» **Provided entries**
--

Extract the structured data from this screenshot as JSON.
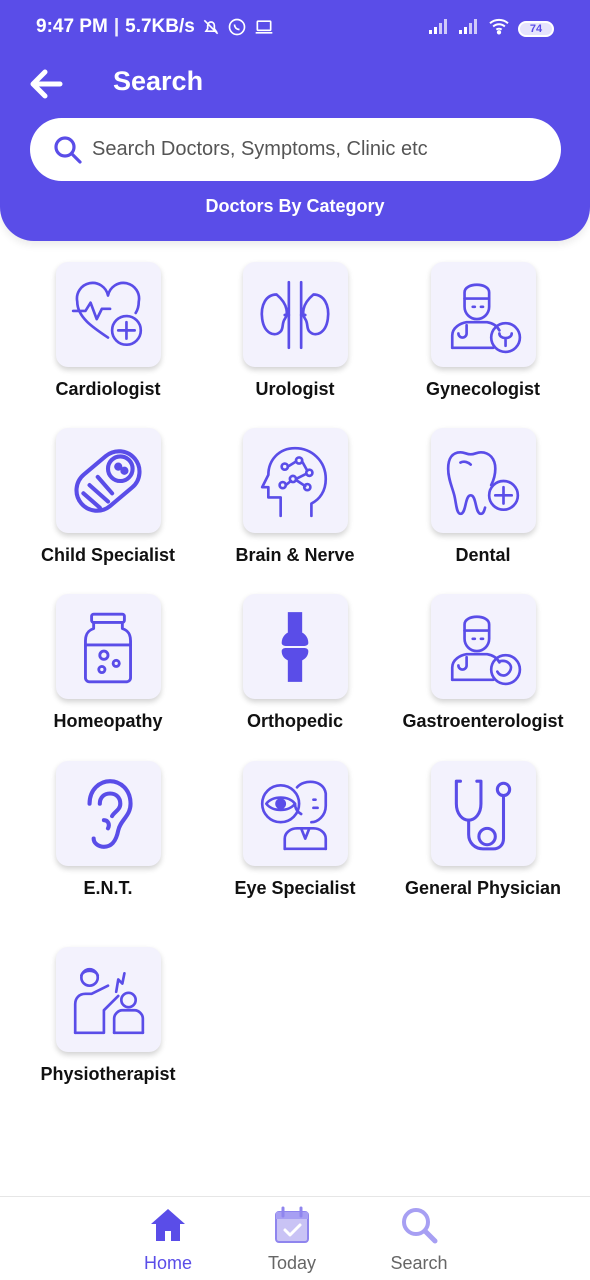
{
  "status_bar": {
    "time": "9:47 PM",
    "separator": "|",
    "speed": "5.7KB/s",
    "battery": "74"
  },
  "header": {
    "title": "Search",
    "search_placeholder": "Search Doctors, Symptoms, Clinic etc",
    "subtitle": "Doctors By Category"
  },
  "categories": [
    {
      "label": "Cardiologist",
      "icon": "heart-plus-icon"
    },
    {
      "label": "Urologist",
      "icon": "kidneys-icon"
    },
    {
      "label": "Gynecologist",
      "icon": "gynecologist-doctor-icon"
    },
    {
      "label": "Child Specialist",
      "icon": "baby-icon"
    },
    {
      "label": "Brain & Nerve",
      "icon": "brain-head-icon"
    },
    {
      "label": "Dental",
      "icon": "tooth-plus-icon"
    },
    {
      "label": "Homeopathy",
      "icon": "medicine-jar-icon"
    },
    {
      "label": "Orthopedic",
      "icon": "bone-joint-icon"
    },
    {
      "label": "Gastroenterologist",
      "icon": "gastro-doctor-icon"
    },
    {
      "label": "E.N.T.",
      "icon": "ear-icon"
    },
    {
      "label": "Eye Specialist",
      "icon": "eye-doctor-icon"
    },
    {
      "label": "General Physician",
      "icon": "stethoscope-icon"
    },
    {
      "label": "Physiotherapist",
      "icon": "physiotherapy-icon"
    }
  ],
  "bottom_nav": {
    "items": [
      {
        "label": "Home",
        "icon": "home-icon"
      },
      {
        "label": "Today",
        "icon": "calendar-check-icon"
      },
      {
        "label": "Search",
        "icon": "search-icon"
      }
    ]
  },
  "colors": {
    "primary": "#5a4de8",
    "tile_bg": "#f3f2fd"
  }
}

--

» **Required task**
Restate the records word for word, omitting images.

» **Result for this exercise**
Extract the structured data from this screenshot as JSON.
{
  "status_bar": {
    "time": "9:47 PM",
    "separator": "|",
    "speed": "5.7KB/s",
    "battery": "74"
  },
  "header": {
    "title": "Search",
    "search_placeholder": "Search Doctors, Symptoms, Clinic etc",
    "subtitle": "Doctors By Category"
  },
  "categories": [
    {
      "label": "Cardiologist",
      "icon": "heart-plus-icon"
    },
    {
      "label": "Urologist",
      "icon": "kidneys-icon"
    },
    {
      "label": "Gynecologist",
      "icon": "gynecologist-doctor-icon"
    },
    {
      "label": "Child Specialist",
      "icon": "baby-icon"
    },
    {
      "label": "Brain & Nerve",
      "icon": "brain-head-icon"
    },
    {
      "label": "Dental",
      "icon": "tooth-plus-icon"
    },
    {
      "label": "Homeopathy",
      "icon": "medicine-jar-icon"
    },
    {
      "label": "Orthopedic",
      "icon": "bone-joint-icon"
    },
    {
      "label": "Gastroenterologist",
      "icon": "gastro-doctor-icon"
    },
    {
      "label": "E.N.T.",
      "icon": "ear-icon"
    },
    {
      "label": "Eye Specialist",
      "icon": "eye-doctor-icon"
    },
    {
      "label": "General Physician",
      "icon": "stethoscope-icon"
    },
    {
      "label": "Physiotherapist",
      "icon": "physiotherapy-icon"
    }
  ],
  "bottom_nav": {
    "items": [
      {
        "label": "Home",
        "icon": "home-icon"
      },
      {
        "label": "Today",
        "icon": "calendar-check-icon"
      },
      {
        "label": "Search",
        "icon": "search-icon"
      }
    ]
  },
  "colors": {
    "primary": "#5a4de8",
    "tile_bg": "#f3f2fd"
  }
}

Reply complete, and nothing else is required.